(Data entries for graphics)

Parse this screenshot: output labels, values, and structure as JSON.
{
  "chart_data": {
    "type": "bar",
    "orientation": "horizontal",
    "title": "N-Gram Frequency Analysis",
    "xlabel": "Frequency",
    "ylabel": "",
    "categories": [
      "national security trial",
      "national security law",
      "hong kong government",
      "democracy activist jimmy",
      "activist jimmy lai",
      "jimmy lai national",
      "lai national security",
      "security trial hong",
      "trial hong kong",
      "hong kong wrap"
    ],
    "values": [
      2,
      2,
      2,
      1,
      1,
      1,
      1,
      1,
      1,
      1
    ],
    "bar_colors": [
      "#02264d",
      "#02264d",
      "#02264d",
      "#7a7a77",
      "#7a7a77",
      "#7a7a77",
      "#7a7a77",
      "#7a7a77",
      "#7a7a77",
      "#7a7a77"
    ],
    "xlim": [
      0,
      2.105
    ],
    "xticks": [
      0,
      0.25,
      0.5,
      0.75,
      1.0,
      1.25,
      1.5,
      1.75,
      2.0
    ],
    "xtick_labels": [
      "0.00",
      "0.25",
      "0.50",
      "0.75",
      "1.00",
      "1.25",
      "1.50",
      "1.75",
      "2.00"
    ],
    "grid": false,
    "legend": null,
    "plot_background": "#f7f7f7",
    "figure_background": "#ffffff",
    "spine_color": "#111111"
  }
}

STATED PROBLEM: Reproduce the full listing exactly.

RESPONSE FOR THIS EXERCISE:
Parse this screenshot: output labels, values, and structure as JSON.
{
  "chart_data": {
    "type": "bar",
    "orientation": "horizontal",
    "title": "N-Gram Frequency Analysis",
    "xlabel": "Frequency",
    "ylabel": "",
    "categories": [
      "national security trial",
      "national security law",
      "hong kong government",
      "democracy activist jimmy",
      "activist jimmy lai",
      "jimmy lai national",
      "lai national security",
      "security trial hong",
      "trial hong kong",
      "hong kong wrap"
    ],
    "values": [
      2,
      2,
      2,
      1,
      1,
      1,
      1,
      1,
      1,
      1
    ],
    "bar_colors": [
      "#02264d",
      "#02264d",
      "#02264d",
      "#7a7a77",
      "#7a7a77",
      "#7a7a77",
      "#7a7a77",
      "#7a7a77",
      "#7a7a77",
      "#7a7a77"
    ],
    "xlim": [
      0,
      2.105
    ],
    "xticks": [
      0,
      0.25,
      0.5,
      0.75,
      1.0,
      1.25,
      1.5,
      1.75,
      2.0
    ],
    "xtick_labels": [
      "0.00",
      "0.25",
      "0.50",
      "0.75",
      "1.00",
      "1.25",
      "1.50",
      "1.75",
      "2.00"
    ],
    "grid": false,
    "legend": null,
    "plot_background": "#f7f7f7",
    "figure_background": "#ffffff",
    "spine_color": "#111111"
  }
}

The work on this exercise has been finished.